> _SUPPLIED RECORDS_
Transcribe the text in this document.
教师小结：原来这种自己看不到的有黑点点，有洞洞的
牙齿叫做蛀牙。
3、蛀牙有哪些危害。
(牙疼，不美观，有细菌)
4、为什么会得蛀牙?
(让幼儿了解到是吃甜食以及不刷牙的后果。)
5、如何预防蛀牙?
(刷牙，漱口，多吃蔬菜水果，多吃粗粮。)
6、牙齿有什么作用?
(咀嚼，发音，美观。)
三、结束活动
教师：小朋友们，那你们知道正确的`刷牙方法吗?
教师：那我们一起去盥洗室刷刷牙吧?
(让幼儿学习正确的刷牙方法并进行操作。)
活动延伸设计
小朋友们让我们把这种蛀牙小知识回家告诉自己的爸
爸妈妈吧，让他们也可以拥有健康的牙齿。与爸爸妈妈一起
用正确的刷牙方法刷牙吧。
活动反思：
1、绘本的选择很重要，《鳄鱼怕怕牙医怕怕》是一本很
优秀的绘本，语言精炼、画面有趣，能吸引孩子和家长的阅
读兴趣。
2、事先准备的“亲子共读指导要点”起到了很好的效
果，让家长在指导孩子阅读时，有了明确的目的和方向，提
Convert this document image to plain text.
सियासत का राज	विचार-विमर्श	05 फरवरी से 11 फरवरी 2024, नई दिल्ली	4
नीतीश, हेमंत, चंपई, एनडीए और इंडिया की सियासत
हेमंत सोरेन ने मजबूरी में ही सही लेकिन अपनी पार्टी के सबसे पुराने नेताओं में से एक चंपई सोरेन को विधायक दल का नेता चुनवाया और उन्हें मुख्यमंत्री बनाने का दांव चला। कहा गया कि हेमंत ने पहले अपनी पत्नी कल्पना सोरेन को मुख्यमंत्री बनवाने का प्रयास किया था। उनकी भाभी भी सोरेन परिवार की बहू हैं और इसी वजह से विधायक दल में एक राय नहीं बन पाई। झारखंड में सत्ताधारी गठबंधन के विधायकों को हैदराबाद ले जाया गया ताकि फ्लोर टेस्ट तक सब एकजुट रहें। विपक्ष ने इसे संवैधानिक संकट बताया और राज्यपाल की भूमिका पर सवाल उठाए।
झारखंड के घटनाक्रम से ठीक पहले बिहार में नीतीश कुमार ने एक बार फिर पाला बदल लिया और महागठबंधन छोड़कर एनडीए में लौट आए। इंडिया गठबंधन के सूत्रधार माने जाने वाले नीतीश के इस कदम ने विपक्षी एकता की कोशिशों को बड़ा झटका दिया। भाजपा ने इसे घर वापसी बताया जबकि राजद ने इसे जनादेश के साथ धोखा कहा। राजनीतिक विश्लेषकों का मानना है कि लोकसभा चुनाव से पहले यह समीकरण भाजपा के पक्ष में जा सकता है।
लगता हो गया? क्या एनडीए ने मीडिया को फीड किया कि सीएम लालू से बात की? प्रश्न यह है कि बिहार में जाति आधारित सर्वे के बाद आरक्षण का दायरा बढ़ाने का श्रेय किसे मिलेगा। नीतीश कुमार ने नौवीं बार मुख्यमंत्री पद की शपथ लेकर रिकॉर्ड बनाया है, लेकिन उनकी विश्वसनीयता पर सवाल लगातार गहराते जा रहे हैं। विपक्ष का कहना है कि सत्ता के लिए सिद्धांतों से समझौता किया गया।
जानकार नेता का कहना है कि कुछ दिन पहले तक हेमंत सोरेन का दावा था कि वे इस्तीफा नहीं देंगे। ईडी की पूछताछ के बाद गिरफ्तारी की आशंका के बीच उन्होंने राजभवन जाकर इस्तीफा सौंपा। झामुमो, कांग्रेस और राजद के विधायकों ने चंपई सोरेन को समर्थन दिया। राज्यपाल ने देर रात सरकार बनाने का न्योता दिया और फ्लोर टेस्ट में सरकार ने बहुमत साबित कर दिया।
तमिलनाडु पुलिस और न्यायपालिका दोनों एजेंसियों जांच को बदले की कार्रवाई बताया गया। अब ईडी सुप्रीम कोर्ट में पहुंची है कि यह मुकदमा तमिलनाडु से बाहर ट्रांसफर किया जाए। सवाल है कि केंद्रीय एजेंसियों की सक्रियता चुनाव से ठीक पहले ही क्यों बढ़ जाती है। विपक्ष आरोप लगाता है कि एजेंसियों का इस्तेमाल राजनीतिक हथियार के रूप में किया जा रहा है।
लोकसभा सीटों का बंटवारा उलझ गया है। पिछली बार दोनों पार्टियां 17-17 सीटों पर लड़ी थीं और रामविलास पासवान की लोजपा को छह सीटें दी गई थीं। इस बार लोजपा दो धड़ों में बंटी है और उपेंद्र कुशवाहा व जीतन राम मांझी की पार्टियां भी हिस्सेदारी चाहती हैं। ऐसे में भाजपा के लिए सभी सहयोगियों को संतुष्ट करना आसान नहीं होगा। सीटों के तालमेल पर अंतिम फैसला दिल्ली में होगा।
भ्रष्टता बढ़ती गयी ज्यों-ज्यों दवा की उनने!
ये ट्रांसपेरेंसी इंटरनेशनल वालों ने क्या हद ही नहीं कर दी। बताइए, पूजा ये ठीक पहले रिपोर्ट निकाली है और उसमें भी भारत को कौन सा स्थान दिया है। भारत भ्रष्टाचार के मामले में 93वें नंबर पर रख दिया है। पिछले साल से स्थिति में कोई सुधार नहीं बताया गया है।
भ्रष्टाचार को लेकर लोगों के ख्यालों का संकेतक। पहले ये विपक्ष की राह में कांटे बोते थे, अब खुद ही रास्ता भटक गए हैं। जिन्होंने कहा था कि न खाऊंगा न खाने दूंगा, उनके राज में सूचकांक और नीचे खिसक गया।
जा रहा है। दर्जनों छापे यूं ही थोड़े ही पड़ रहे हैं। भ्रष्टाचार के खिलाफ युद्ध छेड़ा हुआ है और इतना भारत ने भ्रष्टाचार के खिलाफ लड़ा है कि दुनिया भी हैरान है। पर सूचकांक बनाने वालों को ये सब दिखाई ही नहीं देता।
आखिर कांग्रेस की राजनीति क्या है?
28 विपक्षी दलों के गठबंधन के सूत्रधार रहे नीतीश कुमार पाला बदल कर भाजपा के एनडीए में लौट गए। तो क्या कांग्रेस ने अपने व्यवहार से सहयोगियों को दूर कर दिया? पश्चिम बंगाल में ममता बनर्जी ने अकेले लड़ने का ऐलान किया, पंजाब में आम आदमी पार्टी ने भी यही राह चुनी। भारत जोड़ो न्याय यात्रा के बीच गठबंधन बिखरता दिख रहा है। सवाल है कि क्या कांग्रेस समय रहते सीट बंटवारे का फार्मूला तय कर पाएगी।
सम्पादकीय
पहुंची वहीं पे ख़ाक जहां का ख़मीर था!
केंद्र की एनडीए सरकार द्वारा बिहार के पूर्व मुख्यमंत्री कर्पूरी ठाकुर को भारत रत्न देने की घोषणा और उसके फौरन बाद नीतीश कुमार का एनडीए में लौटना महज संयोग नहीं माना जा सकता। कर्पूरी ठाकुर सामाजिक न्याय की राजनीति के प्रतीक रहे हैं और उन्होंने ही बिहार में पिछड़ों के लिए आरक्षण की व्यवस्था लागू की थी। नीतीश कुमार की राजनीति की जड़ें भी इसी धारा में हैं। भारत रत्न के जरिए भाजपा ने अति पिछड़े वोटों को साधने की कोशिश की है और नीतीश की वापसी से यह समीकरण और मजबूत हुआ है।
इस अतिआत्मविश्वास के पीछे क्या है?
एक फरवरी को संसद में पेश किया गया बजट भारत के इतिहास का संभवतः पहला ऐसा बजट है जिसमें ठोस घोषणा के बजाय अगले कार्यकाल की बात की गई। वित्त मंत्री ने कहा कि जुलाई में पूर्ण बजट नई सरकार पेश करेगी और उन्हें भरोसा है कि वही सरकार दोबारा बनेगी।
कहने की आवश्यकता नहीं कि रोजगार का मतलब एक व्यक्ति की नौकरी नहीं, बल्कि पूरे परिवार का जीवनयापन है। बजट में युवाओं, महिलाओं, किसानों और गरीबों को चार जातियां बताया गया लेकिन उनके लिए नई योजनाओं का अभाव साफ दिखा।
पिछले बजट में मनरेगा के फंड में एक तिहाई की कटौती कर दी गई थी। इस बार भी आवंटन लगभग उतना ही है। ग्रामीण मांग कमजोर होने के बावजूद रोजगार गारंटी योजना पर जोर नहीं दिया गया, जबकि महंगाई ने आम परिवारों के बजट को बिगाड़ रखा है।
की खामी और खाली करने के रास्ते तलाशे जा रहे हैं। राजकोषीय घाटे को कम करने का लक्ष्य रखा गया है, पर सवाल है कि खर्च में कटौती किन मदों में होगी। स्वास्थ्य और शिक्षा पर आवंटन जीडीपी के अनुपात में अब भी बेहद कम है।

> _TASK GOAL_
Copy every line of the listing that includes the string "text".

> _PROBLEM SOLUTION_
Transcribe the text in this document.
Convert this document image to plain text.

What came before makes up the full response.